Records supplied ->
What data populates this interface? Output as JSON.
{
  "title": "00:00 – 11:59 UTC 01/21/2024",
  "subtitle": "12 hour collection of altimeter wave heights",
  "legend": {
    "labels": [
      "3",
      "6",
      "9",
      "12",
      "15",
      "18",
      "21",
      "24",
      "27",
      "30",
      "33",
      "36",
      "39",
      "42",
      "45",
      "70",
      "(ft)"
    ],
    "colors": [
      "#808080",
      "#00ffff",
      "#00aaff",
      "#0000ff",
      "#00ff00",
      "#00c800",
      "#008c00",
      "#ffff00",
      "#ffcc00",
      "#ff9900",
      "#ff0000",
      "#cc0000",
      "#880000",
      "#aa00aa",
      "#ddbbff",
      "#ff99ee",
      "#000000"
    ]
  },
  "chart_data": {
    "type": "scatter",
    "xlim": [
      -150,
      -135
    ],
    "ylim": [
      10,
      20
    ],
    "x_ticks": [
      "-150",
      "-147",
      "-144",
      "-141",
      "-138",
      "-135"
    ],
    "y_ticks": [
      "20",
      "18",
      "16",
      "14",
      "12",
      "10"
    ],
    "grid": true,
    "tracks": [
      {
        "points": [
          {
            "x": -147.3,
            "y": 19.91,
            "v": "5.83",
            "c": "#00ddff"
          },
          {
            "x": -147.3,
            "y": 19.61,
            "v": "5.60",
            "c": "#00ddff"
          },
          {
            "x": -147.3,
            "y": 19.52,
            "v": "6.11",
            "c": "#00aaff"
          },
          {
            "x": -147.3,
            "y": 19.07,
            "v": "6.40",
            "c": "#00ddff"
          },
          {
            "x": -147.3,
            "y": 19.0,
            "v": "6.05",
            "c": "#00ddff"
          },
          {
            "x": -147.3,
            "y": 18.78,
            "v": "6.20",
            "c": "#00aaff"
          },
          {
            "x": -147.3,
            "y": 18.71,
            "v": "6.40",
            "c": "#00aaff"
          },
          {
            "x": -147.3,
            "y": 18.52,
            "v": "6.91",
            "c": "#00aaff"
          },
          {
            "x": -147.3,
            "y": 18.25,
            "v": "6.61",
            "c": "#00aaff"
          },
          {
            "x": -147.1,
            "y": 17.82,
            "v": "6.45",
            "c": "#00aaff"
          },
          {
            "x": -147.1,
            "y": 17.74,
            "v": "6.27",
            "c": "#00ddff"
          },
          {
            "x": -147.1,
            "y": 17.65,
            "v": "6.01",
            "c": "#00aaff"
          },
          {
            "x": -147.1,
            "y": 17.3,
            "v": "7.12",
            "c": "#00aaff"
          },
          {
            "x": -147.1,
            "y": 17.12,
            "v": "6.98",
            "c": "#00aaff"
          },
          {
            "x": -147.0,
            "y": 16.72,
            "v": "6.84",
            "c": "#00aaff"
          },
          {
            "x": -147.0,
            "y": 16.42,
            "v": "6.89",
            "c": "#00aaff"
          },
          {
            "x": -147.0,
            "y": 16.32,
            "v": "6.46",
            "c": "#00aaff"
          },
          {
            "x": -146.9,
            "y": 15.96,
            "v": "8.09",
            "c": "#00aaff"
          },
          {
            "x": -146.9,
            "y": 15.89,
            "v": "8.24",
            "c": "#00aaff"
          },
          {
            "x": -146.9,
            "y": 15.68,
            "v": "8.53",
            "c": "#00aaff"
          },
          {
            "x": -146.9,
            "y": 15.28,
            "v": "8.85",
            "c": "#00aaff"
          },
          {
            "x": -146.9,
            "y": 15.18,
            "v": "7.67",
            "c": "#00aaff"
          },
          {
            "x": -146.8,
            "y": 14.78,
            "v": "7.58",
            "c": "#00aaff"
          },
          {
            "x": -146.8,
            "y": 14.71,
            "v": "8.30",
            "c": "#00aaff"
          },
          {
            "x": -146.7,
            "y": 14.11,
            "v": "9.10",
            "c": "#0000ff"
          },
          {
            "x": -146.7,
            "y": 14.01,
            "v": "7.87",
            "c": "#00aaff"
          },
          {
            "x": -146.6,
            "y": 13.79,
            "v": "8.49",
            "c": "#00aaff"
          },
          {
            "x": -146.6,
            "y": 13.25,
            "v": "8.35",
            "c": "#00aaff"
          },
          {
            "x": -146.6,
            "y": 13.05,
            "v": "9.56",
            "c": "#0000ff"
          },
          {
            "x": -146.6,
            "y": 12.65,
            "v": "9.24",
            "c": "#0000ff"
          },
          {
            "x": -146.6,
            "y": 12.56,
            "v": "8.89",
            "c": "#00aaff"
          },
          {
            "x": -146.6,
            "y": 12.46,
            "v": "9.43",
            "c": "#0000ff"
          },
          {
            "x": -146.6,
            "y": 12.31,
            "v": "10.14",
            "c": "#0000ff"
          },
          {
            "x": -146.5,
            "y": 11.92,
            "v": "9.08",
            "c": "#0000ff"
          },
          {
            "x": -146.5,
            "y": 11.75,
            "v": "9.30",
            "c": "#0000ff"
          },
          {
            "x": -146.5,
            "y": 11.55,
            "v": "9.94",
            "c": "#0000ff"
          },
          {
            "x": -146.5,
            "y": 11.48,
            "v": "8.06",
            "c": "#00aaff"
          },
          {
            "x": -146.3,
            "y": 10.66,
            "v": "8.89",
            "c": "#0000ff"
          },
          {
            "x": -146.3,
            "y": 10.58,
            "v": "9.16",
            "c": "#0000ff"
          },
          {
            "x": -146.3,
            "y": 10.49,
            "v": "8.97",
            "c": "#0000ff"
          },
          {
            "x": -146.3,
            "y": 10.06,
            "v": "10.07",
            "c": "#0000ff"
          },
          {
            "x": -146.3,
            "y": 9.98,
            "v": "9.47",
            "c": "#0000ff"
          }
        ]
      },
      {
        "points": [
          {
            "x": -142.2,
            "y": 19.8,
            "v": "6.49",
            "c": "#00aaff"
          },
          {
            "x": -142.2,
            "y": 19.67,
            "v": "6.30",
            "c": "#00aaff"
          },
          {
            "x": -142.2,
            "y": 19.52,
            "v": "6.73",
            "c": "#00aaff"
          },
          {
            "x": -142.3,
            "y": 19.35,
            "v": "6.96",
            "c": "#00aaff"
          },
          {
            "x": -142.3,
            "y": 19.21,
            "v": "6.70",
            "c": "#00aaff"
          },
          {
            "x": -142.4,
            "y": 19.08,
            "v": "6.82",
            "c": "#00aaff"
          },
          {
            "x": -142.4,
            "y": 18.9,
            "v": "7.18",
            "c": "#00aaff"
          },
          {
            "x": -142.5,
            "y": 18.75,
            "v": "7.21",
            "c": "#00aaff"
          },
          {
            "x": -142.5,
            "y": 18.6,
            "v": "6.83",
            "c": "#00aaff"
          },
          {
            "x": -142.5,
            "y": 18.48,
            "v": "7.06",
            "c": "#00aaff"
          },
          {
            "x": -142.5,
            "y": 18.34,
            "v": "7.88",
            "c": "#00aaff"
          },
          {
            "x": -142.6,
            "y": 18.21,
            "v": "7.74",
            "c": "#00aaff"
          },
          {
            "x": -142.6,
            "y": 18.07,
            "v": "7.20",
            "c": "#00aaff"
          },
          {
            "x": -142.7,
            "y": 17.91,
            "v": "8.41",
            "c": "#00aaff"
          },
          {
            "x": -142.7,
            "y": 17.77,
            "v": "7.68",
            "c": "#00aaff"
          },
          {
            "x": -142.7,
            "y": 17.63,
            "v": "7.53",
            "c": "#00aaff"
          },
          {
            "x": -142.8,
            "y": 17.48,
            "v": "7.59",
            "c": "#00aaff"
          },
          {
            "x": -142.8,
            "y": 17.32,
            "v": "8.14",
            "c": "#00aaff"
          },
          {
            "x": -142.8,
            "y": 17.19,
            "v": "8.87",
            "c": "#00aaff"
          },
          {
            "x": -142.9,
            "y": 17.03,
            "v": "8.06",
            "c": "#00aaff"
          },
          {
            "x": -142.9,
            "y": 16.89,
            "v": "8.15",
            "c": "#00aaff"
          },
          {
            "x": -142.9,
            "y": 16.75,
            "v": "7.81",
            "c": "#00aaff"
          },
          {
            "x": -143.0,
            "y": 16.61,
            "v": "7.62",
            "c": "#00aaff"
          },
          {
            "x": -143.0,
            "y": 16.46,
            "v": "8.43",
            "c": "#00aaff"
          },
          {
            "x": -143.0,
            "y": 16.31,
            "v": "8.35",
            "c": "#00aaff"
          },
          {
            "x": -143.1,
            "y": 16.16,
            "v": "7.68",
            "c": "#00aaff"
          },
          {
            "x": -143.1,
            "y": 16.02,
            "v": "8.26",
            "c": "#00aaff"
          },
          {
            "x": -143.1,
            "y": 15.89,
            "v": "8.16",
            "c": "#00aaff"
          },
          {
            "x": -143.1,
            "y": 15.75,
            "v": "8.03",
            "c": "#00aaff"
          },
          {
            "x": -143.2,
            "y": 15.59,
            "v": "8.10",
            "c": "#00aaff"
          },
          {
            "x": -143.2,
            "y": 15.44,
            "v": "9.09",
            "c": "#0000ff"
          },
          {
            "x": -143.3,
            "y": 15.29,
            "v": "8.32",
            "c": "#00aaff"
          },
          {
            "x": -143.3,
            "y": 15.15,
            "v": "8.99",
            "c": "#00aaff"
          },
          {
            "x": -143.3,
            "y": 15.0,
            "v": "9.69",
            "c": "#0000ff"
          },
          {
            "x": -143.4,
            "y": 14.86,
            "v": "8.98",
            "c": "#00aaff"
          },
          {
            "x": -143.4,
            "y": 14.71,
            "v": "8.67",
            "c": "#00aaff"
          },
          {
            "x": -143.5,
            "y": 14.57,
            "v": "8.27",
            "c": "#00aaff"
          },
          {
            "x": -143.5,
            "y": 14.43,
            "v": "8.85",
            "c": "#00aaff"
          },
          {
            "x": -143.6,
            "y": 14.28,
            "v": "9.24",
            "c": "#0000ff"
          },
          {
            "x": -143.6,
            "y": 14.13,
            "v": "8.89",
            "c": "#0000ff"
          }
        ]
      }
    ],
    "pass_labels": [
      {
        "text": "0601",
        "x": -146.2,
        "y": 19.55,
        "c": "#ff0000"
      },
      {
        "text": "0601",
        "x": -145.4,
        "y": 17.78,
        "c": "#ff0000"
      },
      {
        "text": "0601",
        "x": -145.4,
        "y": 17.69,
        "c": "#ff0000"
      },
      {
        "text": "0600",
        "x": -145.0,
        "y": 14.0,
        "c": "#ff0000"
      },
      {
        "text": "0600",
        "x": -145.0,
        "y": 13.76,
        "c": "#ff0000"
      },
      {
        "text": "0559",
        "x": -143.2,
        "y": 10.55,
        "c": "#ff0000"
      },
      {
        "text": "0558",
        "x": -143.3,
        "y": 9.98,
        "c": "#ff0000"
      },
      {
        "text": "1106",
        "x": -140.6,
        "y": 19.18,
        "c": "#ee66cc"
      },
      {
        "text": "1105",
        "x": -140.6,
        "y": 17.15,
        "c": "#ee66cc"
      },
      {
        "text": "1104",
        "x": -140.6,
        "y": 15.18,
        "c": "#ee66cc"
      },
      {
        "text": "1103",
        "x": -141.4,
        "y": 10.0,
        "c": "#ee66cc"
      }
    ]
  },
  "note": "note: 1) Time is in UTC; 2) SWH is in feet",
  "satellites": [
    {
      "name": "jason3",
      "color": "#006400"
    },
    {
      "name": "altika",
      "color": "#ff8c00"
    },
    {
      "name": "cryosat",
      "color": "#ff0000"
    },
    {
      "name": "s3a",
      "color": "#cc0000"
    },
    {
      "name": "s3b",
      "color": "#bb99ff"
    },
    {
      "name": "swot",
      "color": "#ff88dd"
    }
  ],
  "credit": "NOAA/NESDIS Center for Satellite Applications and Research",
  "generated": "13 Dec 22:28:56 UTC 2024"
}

What the task requires ->
From the data, pick out every line that includes "name".

Written reply ->
      "name": "jason3",
      "name": "altika",
      "name": "cryosat",
      "name": "s3a",
      "name": "s3b",
      "name": "swot",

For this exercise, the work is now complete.